### What you will do
Rewrite the lines below with every "Discourse posts" changed to "Forum posts" and everything else left as it is. Leave the pictures out of your answer.

### Records shown
________________________
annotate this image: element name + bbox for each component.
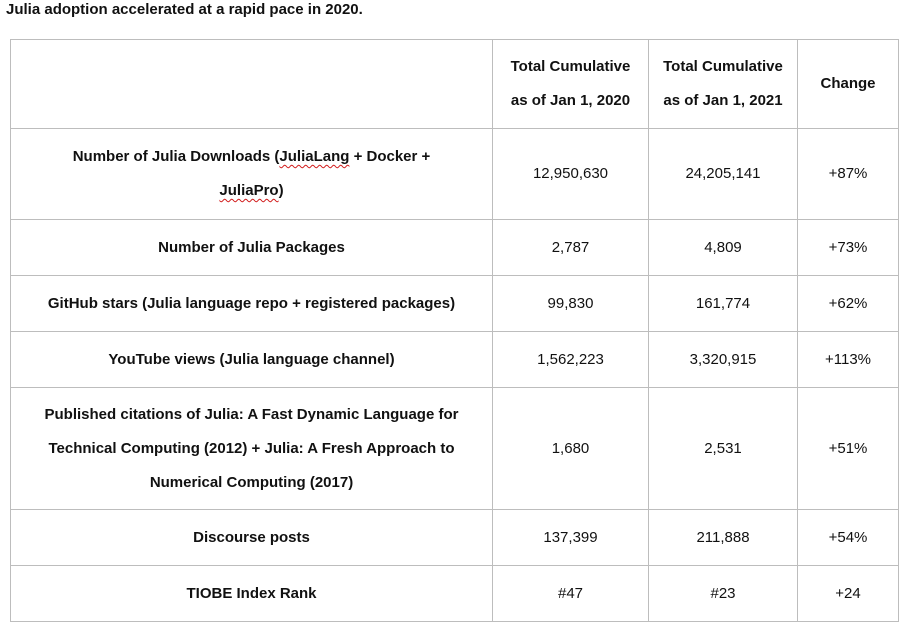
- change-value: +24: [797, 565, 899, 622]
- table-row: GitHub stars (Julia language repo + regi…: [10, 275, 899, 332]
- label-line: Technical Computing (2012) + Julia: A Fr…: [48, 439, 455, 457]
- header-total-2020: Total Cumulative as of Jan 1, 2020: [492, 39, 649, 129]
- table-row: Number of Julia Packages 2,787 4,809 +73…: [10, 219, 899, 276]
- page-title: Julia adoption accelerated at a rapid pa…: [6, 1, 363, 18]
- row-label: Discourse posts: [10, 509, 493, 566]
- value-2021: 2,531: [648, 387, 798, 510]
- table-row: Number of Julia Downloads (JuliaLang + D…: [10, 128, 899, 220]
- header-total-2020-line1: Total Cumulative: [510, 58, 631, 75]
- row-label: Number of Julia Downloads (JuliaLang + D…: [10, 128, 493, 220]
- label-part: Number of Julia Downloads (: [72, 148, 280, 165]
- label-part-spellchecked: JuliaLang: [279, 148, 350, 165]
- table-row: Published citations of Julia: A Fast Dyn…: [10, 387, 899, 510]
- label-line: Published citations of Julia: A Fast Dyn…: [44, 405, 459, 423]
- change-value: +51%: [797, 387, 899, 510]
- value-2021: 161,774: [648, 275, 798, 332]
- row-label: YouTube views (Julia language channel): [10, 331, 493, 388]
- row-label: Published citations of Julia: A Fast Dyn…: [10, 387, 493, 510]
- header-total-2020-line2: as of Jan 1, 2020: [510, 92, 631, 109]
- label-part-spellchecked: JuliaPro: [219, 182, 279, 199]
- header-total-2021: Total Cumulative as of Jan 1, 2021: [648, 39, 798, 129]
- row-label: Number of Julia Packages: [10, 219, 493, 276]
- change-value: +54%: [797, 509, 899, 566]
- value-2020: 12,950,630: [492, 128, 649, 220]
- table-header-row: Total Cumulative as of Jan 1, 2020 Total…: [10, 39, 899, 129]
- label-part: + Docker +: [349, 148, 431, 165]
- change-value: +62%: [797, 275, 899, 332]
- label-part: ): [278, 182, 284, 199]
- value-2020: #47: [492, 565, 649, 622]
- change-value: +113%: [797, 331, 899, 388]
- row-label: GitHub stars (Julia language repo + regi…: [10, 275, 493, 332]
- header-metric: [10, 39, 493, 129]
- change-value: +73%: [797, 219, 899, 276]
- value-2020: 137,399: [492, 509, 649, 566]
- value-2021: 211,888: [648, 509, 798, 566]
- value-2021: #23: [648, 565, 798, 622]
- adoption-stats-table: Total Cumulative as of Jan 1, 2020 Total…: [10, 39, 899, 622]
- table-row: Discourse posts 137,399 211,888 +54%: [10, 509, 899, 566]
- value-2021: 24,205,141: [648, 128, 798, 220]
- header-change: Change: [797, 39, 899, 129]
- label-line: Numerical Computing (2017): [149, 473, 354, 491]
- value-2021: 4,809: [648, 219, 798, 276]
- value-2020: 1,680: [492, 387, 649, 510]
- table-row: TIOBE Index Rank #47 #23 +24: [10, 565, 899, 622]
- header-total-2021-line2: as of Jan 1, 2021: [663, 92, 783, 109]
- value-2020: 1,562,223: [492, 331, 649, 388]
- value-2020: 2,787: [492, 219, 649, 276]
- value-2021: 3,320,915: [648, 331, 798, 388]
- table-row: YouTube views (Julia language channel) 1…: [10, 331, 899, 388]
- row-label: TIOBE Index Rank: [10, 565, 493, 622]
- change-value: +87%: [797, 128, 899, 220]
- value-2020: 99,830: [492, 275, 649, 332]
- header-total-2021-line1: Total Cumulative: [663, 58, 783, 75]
________________________
### In response
annotate this image: element name + bbox for each component.
- change-value: +24: [797, 565, 899, 622]
- table-row: GitHub stars (Julia language repo + regi…: [10, 275, 899, 332]
- label-line: Technical Computing (2012) + Julia: A Fr…: [48, 439, 455, 457]
- header-total-2020: Total Cumulative as of Jan 1, 2020: [492, 39, 649, 129]
- table-row: Number of Julia Packages 2,787 4,809 +73…: [10, 219, 899, 276]
- page-title: Julia adoption accelerated at a rapid pa…: [6, 1, 363, 18]
- row-label: Forum posts: [10, 509, 493, 566]
- value-2021: 2,531: [648, 387, 798, 510]
- table-row: Number of Julia Downloads (JuliaLang + D…: [10, 128, 899, 220]
- header-total-2020-line1: Total Cumulative: [510, 58, 631, 75]
- row-label: Number of Julia Downloads (JuliaLang + D…: [10, 128, 493, 220]
- label-part: Number of Julia Downloads (: [72, 148, 280, 165]
- label-part-spellchecked: JuliaLang: [279, 148, 350, 165]
- table-row: Published citations of Julia: A Fast Dyn…: [10, 387, 899, 510]
- label-line: Published citations of Julia: A Fast Dyn…: [44, 405, 459, 423]
- change-value: +51%: [797, 387, 899, 510]
- value-2021: 161,774: [648, 275, 798, 332]
- row-label: YouTube views (Julia language channel): [10, 331, 493, 388]
- row-label: Published citations of Julia: A Fast Dyn…: [10, 387, 493, 510]
- header-total-2020-line2: as of Jan 1, 2020: [510, 92, 631, 109]
- label-part-spellchecked: JuliaPro: [219, 182, 279, 199]
- header-total-2021: Total Cumulative as of Jan 1, 2021: [648, 39, 798, 129]
- row-label: Number of Julia Packages: [10, 219, 493, 276]
- change-value: +54%: [797, 509, 899, 566]
- value-2020: 12,950,630: [492, 128, 649, 220]
- table-header-row: Total Cumulative as of Jan 1, 2020 Total…: [10, 39, 899, 129]
- label-part: + Docker +: [349, 148, 431, 165]
- change-value: +62%: [797, 275, 899, 332]
- label-part: ): [278, 182, 284, 199]
- value-2020: #47: [492, 565, 649, 622]
- change-value: +113%: [797, 331, 899, 388]
- row-label: GitHub stars (Julia language repo + regi…: [10, 275, 493, 332]
- header-metric: [10, 39, 493, 129]
- change-value: +73%: [797, 219, 899, 276]
- value-2020: 137,399: [492, 509, 649, 566]
- value-2021: 211,888: [648, 509, 798, 566]
- value-2021: #23: [648, 565, 798, 622]
- adoption-stats-table: Total Cumulative as of Jan 1, 2020 Total…: [10, 39, 899, 622]
- table-row: Forum posts 137,399 211,888 +54%: [10, 509, 899, 566]
- value-2021: 24,205,141: [648, 128, 798, 220]
- header-change: Change: [797, 39, 899, 129]
- label-line: Numerical Computing (2017): [149, 473, 354, 491]
- value-2021: 4,809: [648, 219, 798, 276]
- value-2020: 1,680: [492, 387, 649, 510]
- table-row: TIOBE Index Rank #47 #23 +24: [10, 565, 899, 622]
- header-total-2021-line2: as of Jan 1, 2021: [663, 92, 783, 109]
- value-2020: 1,562,223: [492, 331, 649, 388]
- value-2020: 2,787: [492, 219, 649, 276]
- value-2021: 3,320,915: [648, 331, 798, 388]
- table-row: YouTube views (Julia language channel) 1…: [10, 331, 899, 388]
- row-label: TIOBE Index Rank: [10, 565, 493, 622]
- change-value: +87%: [797, 128, 899, 220]
- value-2020: 99,830: [492, 275, 649, 332]
- header-total-2021-line1: Total Cumulative: [663, 58, 783, 75]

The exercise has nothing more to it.